§ **EXTRACTO**:

2/03/2009

Caminar y el entrenamiento en resistencia mejoran la capacidad funcional de los pacientes con arteriopatía periférica


Autora: Shelley Wood
Un estudio publicado en el número del 14 de enero de 2009 del Journal of the American Medical Association [1], demuestra que las personas con arteriopatía periférica, con o sin claudicación intermitente, se benefician tanto del ejercicio en el tapiz rodante regular y supervisado como del entrenamiento en resistencia centrado en sus extremidades inferiores.

La Dra. Mary M. McDermott (Northwestern University, Chicago, Estados Unidos) y sus colaboradores publican que los pacientes con arteriopatía periférica sometidos aleatoriamente a ejercicio supervisado en el tapiz rodante experimentaron mejorías significativas en la prueba de la marcha de seis minutos, el rendimiento de marcha sobre tapiz rodante, la dilatación mediada por el flujo de la arteria braquial y la calidad de vida, en comparación con las personas del grupo de control. En el grupo del tapiz rodante, los participantes caminaron sobre éste tres veces a la semana, comenzando con 15 minutos y aumentando hasta 40 minutos al final de la octava semana, y continuando durante 24 semanas. Un tercer grupo, asignado aleatoriamente para trabajar con un entrenador tres veces a la semana durante 24 semanas, realizando ejercicios dirigidos para conseguir fuerza y equilibrio en las piernas, también experimentaron mejorías en la calidad de vida y en la capacidad para la marcha sobre tapiz rodante y la subida de escaleras.

§ **EXTRACTO DE DATOS**:
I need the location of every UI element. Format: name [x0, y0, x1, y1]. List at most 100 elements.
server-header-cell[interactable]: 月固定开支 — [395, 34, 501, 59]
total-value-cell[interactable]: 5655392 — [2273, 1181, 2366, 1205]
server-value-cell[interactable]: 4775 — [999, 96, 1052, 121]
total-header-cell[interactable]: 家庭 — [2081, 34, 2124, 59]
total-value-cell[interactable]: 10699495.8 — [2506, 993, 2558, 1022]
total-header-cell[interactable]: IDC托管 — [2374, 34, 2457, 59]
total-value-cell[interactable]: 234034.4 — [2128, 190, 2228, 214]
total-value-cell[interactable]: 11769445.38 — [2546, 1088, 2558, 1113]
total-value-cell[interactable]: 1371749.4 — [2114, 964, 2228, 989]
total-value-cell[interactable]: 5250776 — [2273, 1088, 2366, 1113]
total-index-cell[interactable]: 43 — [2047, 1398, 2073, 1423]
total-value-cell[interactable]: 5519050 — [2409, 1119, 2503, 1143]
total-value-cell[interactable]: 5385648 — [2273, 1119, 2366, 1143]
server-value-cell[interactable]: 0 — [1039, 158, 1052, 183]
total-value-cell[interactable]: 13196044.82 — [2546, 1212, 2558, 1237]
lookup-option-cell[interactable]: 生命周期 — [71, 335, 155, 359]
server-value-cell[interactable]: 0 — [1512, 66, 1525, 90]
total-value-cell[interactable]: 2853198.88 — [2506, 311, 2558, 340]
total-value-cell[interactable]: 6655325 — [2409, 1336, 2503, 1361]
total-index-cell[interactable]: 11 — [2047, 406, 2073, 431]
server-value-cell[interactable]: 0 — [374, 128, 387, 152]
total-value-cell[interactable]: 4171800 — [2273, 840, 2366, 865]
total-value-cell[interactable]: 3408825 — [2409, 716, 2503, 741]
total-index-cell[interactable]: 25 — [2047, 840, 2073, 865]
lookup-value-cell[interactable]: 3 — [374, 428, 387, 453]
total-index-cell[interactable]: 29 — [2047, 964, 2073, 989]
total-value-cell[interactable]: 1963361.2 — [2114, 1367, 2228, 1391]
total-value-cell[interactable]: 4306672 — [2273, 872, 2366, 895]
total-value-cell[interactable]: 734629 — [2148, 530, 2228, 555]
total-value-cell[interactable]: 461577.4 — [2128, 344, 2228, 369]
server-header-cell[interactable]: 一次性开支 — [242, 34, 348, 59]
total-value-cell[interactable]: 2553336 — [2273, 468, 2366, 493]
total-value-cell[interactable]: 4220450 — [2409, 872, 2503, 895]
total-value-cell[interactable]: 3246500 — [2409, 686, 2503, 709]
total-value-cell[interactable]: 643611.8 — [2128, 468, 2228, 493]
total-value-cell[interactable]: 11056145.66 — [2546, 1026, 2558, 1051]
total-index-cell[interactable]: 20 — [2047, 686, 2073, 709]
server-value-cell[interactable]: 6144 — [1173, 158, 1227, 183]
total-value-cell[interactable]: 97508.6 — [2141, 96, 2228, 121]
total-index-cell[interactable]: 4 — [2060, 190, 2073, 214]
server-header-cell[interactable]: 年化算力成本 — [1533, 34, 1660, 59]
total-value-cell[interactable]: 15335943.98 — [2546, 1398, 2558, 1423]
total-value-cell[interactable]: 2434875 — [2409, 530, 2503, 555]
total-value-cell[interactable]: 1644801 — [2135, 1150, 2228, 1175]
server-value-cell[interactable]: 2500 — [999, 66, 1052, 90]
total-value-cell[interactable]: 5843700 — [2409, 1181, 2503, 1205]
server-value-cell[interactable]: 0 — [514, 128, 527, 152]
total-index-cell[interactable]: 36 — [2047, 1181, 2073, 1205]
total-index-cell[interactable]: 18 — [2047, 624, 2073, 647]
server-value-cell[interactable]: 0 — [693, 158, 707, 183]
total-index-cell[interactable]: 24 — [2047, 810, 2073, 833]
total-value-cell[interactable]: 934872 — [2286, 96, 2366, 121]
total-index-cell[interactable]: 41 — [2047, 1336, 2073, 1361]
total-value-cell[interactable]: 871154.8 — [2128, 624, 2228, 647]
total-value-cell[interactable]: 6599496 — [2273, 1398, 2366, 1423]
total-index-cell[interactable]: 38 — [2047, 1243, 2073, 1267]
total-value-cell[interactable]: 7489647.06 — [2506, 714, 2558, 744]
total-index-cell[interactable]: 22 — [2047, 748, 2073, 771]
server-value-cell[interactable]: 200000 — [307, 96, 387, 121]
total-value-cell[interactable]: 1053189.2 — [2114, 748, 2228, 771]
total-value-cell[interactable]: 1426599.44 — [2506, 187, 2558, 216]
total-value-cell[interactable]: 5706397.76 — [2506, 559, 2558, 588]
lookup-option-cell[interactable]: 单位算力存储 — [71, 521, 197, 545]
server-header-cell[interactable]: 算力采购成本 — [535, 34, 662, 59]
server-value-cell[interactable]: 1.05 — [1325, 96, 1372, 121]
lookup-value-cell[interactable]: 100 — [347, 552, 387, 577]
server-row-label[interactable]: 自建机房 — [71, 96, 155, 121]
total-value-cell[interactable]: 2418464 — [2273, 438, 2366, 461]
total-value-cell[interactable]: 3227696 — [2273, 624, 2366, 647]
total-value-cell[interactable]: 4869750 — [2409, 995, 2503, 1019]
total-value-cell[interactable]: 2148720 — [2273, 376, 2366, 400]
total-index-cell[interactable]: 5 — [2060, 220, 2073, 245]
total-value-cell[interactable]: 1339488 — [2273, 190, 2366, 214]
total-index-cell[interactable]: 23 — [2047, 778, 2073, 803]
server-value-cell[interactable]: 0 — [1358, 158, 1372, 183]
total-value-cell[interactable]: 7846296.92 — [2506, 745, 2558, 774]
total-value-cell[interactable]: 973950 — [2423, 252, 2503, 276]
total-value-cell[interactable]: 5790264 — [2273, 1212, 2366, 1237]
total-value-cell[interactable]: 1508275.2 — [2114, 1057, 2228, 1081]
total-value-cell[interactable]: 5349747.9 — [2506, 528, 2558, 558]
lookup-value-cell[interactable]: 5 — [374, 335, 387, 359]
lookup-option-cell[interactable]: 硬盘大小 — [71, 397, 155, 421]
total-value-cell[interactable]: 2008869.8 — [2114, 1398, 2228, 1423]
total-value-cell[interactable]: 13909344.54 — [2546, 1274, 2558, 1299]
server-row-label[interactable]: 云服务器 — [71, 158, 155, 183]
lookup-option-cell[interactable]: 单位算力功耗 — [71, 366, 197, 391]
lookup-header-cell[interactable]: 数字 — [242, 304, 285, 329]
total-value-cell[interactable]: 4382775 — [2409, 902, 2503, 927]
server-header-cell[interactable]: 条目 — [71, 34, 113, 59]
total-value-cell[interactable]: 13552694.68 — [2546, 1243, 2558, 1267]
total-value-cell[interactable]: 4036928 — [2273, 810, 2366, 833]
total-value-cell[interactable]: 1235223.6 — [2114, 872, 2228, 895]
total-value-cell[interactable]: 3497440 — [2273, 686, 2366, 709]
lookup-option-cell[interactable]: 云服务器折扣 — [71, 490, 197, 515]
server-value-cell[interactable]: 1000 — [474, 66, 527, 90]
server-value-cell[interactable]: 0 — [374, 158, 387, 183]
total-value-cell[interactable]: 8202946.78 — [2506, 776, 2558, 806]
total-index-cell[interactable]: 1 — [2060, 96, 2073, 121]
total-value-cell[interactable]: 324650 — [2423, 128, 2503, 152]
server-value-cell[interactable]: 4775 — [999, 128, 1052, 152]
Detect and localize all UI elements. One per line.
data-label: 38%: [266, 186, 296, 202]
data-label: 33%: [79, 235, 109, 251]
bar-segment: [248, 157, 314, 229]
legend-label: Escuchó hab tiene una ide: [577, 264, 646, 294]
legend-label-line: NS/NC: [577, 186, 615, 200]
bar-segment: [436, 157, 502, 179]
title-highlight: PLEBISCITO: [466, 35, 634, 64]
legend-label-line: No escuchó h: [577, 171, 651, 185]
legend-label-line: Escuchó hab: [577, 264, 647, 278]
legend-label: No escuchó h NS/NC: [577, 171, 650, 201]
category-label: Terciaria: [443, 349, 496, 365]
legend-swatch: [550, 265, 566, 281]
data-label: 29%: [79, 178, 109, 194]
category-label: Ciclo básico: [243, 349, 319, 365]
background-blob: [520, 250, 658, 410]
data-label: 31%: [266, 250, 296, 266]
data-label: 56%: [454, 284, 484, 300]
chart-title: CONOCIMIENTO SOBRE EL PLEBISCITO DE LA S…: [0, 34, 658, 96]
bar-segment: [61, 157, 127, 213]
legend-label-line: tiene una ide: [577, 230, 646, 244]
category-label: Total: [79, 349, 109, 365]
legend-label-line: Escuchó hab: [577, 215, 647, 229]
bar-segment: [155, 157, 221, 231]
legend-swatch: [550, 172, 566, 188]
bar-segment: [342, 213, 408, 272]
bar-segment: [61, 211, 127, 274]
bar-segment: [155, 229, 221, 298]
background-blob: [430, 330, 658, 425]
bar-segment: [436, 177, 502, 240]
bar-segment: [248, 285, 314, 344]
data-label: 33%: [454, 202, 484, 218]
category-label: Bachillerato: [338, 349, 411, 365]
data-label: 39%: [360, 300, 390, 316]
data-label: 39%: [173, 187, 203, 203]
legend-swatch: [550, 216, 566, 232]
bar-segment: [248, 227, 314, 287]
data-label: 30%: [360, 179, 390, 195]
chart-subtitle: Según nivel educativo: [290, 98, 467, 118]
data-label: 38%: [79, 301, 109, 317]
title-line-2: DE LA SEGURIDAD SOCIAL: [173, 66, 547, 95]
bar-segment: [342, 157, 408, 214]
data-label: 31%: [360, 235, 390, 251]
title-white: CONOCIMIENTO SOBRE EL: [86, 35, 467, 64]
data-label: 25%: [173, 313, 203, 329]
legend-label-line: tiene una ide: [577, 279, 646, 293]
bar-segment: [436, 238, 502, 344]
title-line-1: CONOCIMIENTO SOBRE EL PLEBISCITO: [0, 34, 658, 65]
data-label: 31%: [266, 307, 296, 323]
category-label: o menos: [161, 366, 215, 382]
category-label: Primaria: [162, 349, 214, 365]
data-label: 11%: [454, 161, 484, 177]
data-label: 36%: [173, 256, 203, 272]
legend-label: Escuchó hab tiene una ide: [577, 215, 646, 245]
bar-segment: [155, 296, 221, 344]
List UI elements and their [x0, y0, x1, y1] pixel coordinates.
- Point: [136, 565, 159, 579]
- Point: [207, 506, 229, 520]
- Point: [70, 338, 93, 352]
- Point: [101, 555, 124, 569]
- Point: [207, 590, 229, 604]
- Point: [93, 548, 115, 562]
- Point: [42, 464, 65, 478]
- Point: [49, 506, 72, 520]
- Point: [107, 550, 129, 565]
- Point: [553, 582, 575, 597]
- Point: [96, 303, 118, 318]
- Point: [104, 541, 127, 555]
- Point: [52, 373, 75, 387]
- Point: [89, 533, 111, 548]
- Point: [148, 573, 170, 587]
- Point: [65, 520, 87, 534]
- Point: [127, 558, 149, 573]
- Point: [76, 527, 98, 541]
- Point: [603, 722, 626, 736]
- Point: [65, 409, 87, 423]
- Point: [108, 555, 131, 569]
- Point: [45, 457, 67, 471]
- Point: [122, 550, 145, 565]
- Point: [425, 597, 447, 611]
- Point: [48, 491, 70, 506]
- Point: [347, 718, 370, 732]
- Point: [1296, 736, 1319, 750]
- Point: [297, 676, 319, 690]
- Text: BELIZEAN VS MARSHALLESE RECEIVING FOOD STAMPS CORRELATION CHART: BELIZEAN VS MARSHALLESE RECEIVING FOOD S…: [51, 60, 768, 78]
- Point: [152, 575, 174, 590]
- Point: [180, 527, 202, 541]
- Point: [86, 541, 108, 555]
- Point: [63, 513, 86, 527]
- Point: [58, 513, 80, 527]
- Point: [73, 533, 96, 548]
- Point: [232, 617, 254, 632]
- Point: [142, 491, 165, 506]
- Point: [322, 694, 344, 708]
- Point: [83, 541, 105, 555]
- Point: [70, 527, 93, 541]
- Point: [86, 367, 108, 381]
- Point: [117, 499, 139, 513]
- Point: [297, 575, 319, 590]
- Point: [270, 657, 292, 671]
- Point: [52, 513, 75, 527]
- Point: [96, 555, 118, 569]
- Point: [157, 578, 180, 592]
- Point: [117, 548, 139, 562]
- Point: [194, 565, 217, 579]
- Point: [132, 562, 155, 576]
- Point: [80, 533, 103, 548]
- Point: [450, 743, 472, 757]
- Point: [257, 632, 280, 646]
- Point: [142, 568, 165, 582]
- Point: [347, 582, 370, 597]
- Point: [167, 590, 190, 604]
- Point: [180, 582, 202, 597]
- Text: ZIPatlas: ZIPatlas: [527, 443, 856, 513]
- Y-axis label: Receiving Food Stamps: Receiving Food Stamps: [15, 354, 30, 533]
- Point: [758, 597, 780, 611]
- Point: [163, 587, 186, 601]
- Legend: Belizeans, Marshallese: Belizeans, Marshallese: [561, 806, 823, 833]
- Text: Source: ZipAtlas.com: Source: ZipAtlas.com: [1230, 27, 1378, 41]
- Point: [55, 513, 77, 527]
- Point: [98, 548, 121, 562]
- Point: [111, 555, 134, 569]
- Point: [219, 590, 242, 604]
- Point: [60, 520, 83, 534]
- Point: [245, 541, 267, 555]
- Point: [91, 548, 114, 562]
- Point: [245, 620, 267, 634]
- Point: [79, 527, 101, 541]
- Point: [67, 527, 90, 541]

§ **CONSIGNA**: Reproduce literalmente el pasaje del texto sobre la arteriopatía periférica que va desde "Caminar y el" hasta "sus extremidades inferiores.".

§ **TU RESPUESTA**:
Caminar y el entrenamiento en resistencia mejoran la capacidad funcional de los pacientes con arteriopatía periférica


Autora: Shelley Wood
Un estudio publicado en el número del 14 de enero de 2009 del Journal of the American Medical Association [1], demuestra que las personas con arteriopatía periférica, con o sin claudicación intermitente, se benefician tanto del ejercicio en el tapiz rodante regular y supervisado como del entrenamiento en resistencia centrado en sus extremidades inferiores.